Requirement: Copy the data exactly; pictures stay out of the copy.
<<<<
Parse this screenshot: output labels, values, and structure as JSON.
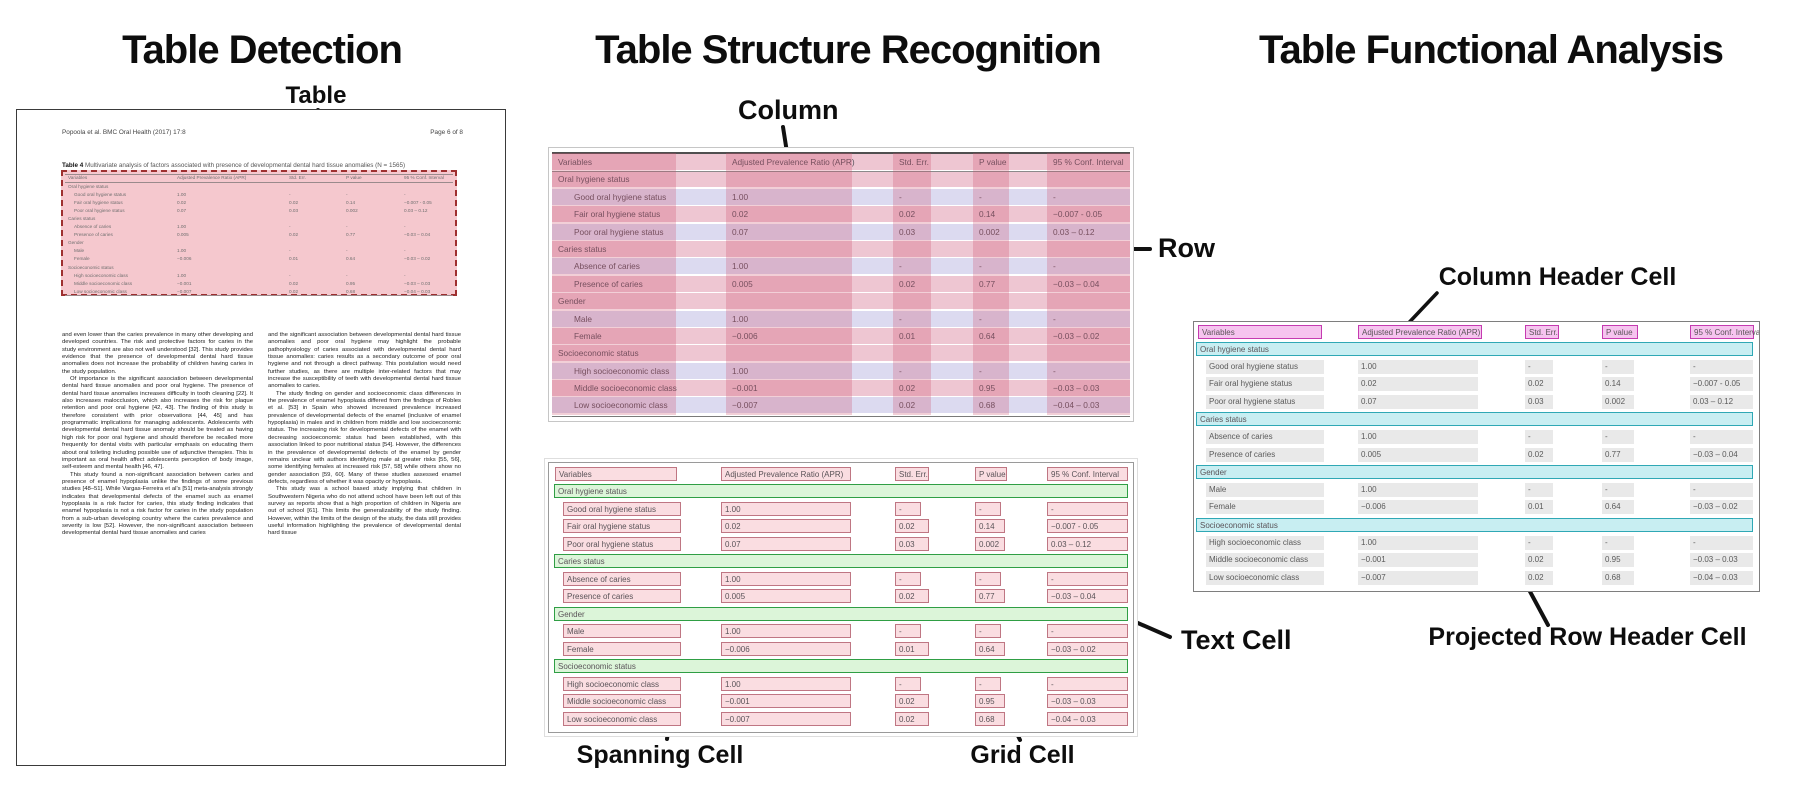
{
  "panels": {
    "detection": {
      "title": "Table Detection",
      "label_table": "Table"
    },
    "structure": {
      "title": "Table Structure Recognition",
      "label_column": "Column",
      "label_row": "Row",
      "label_text_cell": "Text Cell",
      "label_spanning_cell": "Spanning Cell",
      "label_grid_cell": "Grid Cell"
    },
    "functional": {
      "title": "Table Functional Analysis",
      "label_column_header_cell": "Column Header Cell",
      "label_projected_row_header_cell": "Projected Row Header Cell"
    }
  },
  "document": {
    "header_left": "Popoola et al. BMC Oral Health  (2017) 17:8",
    "header_right": "Page 6 of 8",
    "caption_bold": "Table 4",
    "caption_rest": " Multivariate analysis of factors associated with presence of developmental dental hard tissue anomalies (N = 1565)",
    "left_column": [
      "and even lower than the caries prevalence in many other developing and developed countries. The risk and protective factors for caries in the study environment are also not well understood [32]. This study provides evidence that the presence of developmental dental hard tissue anomalies does not increase the probability of children having caries in the study population.",
      "Of importance is the significant association between developmental dental hard tissue anomalies and poor oral hygiene. The presence of dental hard tissue anomalies increases difficulty in tooth cleaning [22]. It also increases malocclusion, which also increases the risk for plaque retention and poor oral hygiene [42, 43]. The finding of this study is therefore consistent with prior observations [44, 45] and has programmatic implications for managing adolescents. Adolescents with developmental dental hard tissue anomaly should be treated as having high risk for poor oral hygiene and should therefore be recalled more frequently for dental visits with particular emphasis on educating them about oral toileting including possible use of adjunctive therapies. This is important as oral health affect adolescents perception of body image, self-esteem and mental health [46, 47].",
      "This study found a non-significant association between caries and presence of enamel hypoplasia unlike the findings of some previous studies [48–51]. While Vargas-Ferreira et al's [51] meta-analysis strongly indicates that developmental defects of the enamel such as enamel hypoplasia is a risk factor for caries, this study finding indicates that enamel hypoplasia is not a risk factor for caries in the study population from a sub-urban developing country where the caries prevalence and severity is low [52]. However, the non-significant association between developmental dental hard tissue anomalies and caries"
    ],
    "right_column": [
      "and the significant association between developmental dental hard tissue anomalies and poor oral hygiene may highlight the probable pathophysiology of caries associated with developmental dental hard tissue anomalies: caries results as a secondary outcome of poor oral hygiene and not through a direct pathway. This postulation would need further studies, as there are multiple inter-related factors that may increase the susceptibility of teeth with developmental dental hard tissue anomalies to caries.",
      "The study finding on gender and socioeconomic class differences in the prevalence of enamel hypoplasia differed from the findings of Robles et al. [53] in Spain who showed increased prevalence increased prevalence of developmental defects of the enamel (inclusive of enamel hypoplasia) in males and in children from middle and low socioeconomic status. The increasing risk for developmental defects of the enamel with decreasing socioeconomic status had been established, with this association linked to poor nutritional status [54]. However, the differences in the prevalence of developmental defects of the enamel by gender remains unclear with authors identifying male at greater risks [55, 56], some identifying females at increased risk [57, 58] while others show no gender association [59, 60]. Many of these studies assessed enamel defects, regardless of whether it was opacity or hypoplasia.",
      "This study was a school based study implying that children in Southwestern Nigeria who do not attend school have been left out of this survey as reports show that a high proportion of children in Nigeria are out of school [61]. This limits the generalizability of the study finding. However, within the limits of the design of the study, the data still provides useful information highlighting the prevalence of developmental dental hard tissue"
    ]
  },
  "table_data": {
    "type": "table",
    "columns": [
      "Variables",
      "Adjusted Prevalence Ratio (APR)",
      "Std. Err.",
      "P value",
      "95 % Conf. Interval"
    ],
    "sections": [
      {
        "name": "Oral hygiene status",
        "rows": [
          {
            "label": "Good oral hygiene status",
            "values": [
              "1.00",
              "-",
              "-",
              "-"
            ]
          },
          {
            "label": "Fair oral hygiene status",
            "values": [
              "0.02",
              "0.02",
              "0.14",
              "−0.007 - 0.05"
            ]
          },
          {
            "label": "Poor oral hygiene status",
            "values": [
              "0.07",
              "0.03",
              "0.002",
              "0.03 – 0.12"
            ]
          }
        ]
      },
      {
        "name": "Caries status",
        "rows": [
          {
            "label": "Absence of caries",
            "values": [
              "1.00",
              "-",
              "-",
              "-"
            ]
          },
          {
            "label": "Presence of caries",
            "values": [
              "0.005",
              "0.02",
              "0.77",
              "−0.03 – 0.04"
            ]
          }
        ]
      },
      {
        "name": "Gender",
        "rows": [
          {
            "label": "Male",
            "values": [
              "1.00",
              "-",
              "-",
              "-"
            ]
          },
          {
            "label": "Female",
            "values": [
              "−0.006",
              "0.01",
              "0.64",
              "−0.03 – 0.02"
            ]
          }
        ]
      },
      {
        "name": "Socioeconomic status",
        "rows": [
          {
            "label": "High socioeconomic class",
            "values": [
              "1.00",
              "-",
              "-",
              "-"
            ]
          },
          {
            "label": "Middle socioeconomic class",
            "values": [
              "−0.001",
              "0.02",
              "0.95",
              "−0.03 – 0.03"
            ]
          },
          {
            "label": "Low socioeconomic class",
            "values": [
              "−0.007",
              "0.02",
              "0.68",
              "−0.04 – 0.03"
            ]
          }
        ]
      }
    ]
  },
  "colors": {
    "detection_fill": "#f5c8ce",
    "detection_border": "#9e2f2f",
    "row_band_lavender": "#dcdaf0",
    "row_band_pink": "#eec6d2",
    "column_band": "rgba(207,77,106,0.27)",
    "text_cell_fill": "#fadde1",
    "text_cell_border": "#bf7683",
    "spanning_fill": "#dcf5d9",
    "spanning_border": "#2f9e44",
    "column_header_fill": "#f6c4ef",
    "column_header_border": "#c53bb0",
    "projected_fill": "#c8eef2",
    "projected_border": "#2fa8b5",
    "grid_cell_fill": "#e9e9e9",
    "annotation_line": "#111111"
  }
}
>>>>
Complete answer:
Parse this screenshot: output labels, values, and structure as JSON.
{
  "panels": {
    "detection": {
      "title": "Table Detection",
      "label_table": "Table"
    },
    "structure": {
      "title": "Table Structure Recognition",
      "label_column": "Column",
      "label_row": "Row",
      "label_text_cell": "Text Cell",
      "label_spanning_cell": "Spanning Cell",
      "label_grid_cell": "Grid Cell"
    },
    "functional": {
      "title": "Table Functional Analysis",
      "label_column_header_cell": "Column Header Cell",
      "label_projected_row_header_cell": "Projected Row Header Cell"
    }
  },
  "document": {
    "header_left": "Popoola et al. BMC Oral Health  (2017) 17:8",
    "header_right": "Page 6 of 8",
    "caption_bold": "Table 4",
    "caption_rest": " Multivariate analysis of factors associated with presence of developmental dental hard tissue anomalies (N = 1565)",
    "left_column": [
      "and even lower than the caries prevalence in many other developing and developed countries. The risk and protective factors for caries in the study environment are also not well understood [32]. This study provides evidence that the presence of developmental dental hard tissue anomalies does not increase the probability of children having caries in the study population.",
      "Of importance is the significant association between developmental dental hard tissue anomalies and poor oral hygiene. The presence of dental hard tissue anomalies increases difficulty in tooth cleaning [22]. It also increases malocclusion, which also increases the risk for plaque retention and poor oral hygiene [42, 43]. The finding of this study is therefore consistent with prior observations [44, 45] and has programmatic implications for managing adolescents. Adolescents with developmental dental hard tissue anomaly should be treated as having high risk for poor oral hygiene and should therefore be recalled more frequently for dental visits with particular emphasis on educating them about oral toileting including possible use of adjunctive therapies. This is important as oral health affect adolescents perception of body image, self-esteem and mental health [46, 47].",
      "This study found a non-significant association between caries and presence of enamel hypoplasia unlike the findings of some previous studies [48–51]. While Vargas-Ferreira et al's [51] meta-analysis strongly indicates that developmental defects of the enamel such as enamel hypoplasia is a risk factor for caries, this study finding indicates that enamel hypoplasia is not a risk factor for caries in the study population from a sub-urban developing country where the caries prevalence and severity is low [52]. However, the non-significant association between developmental dental hard tissue anomalies and caries"
    ],
    "right_column": [
      "and the significant association between developmental dental hard tissue anomalies and poor oral hygiene may highlight the probable pathophysiology of caries associated with developmental dental hard tissue anomalies: caries results as a secondary outcome of poor oral hygiene and not through a direct pathway. This postulation would need further studies, as there are multiple inter-related factors that may increase the susceptibility of teeth with developmental dental hard tissue anomalies to caries.",
      "The study finding on gender and socioeconomic class differences in the prevalence of enamel hypoplasia differed from the findings of Robles et al. [53] in Spain who showed increased prevalence increased prevalence of developmental defects of the enamel (inclusive of enamel hypoplasia) in males and in children from middle and low socioeconomic status. The increasing risk for developmental defects of the enamel with decreasing socioeconomic status had been established, with this association linked to poor nutritional status [54]. However, the differences in the prevalence of developmental defects of the enamel by gender remains unclear with authors identifying male at greater risks [55, 56], some identifying females at increased risk [57, 58] while others show no gender association [59, 60]. Many of these studies assessed enamel defects, regardless of whether it was opacity or hypoplasia.",
      "This study was a school based study implying that children in Southwestern Nigeria who do not attend school have been left out of this survey as reports show that a high proportion of children in Nigeria are out of school [61]. This limits the generalizability of the study finding. However, within the limits of the design of the study, the data still provides useful information highlighting the prevalence of developmental dental hard tissue"
    ]
  },
  "table_data": {
    "type": "table",
    "columns": [
      "Variables",
      "Adjusted Prevalence Ratio (APR)",
      "Std. Err.",
      "P value",
      "95 % Conf. Interval"
    ],
    "sections": [
      {
        "name": "Oral hygiene status",
        "rows": [
          {
            "label": "Good oral hygiene status",
            "values": [
              "1.00",
              "-",
              "-",
              "-"
            ]
          },
          {
            "label": "Fair oral hygiene status",
            "values": [
              "0.02",
              "0.02",
              "0.14",
              "−0.007 - 0.05"
            ]
          },
          {
            "label": "Poor oral hygiene status",
            "values": [
              "0.07",
              "0.03",
              "0.002",
              "0.03 – 0.12"
            ]
          }
        ]
      },
      {
        "name": "Caries status",
        "rows": [
          {
            "label": "Absence of caries",
            "values": [
              "1.00",
              "-",
              "-",
              "-"
            ]
          },
          {
            "label": "Presence of caries",
            "values": [
              "0.005",
              "0.02",
              "0.77",
              "−0.03 – 0.04"
            ]
          }
        ]
      },
      {
        "name": "Gender",
        "rows": [
          {
            "label": "Male",
            "values": [
              "1.00",
              "-",
              "-",
              "-"
            ]
          },
          {
            "label": "Female",
            "values": [
              "−0.006",
              "0.01",
              "0.64",
              "−0.03 – 0.02"
            ]
          }
        ]
      },
      {
        "name": "Socioeconomic status",
        "rows": [
          {
            "label": "High socioeconomic class",
            "values": [
              "1.00",
              "-",
              "-",
              "-"
            ]
          },
          {
            "label": "Middle socioeconomic class",
            "values": [
              "−0.001",
              "0.02",
              "0.95",
              "−0.03 – 0.03"
            ]
          },
          {
            "label": "Low socioeconomic class",
            "values": [
              "−0.007",
              "0.02",
              "0.68",
              "−0.04 – 0.03"
            ]
          }
        ]
      }
    ]
  },
  "colors": {
    "detection_fill": "#f5c8ce",
    "detection_border": "#9e2f2f",
    "row_band_lavender": "#dcdaf0",
    "row_band_pink": "#eec6d2",
    "column_band": "rgba(207,77,106,0.27)",
    "text_cell_fill": "#fadde1",
    "text_cell_border": "#bf7683",
    "spanning_fill": "#dcf5d9",
    "spanning_border": "#2f9e44",
    "column_header_fill": "#f6c4ef",
    "column_header_border": "#c53bb0",
    "projected_fill": "#c8eef2",
    "projected_border": "#2fa8b5",
    "grid_cell_fill": "#e9e9e9",
    "annotation_line": "#111111"
  }
}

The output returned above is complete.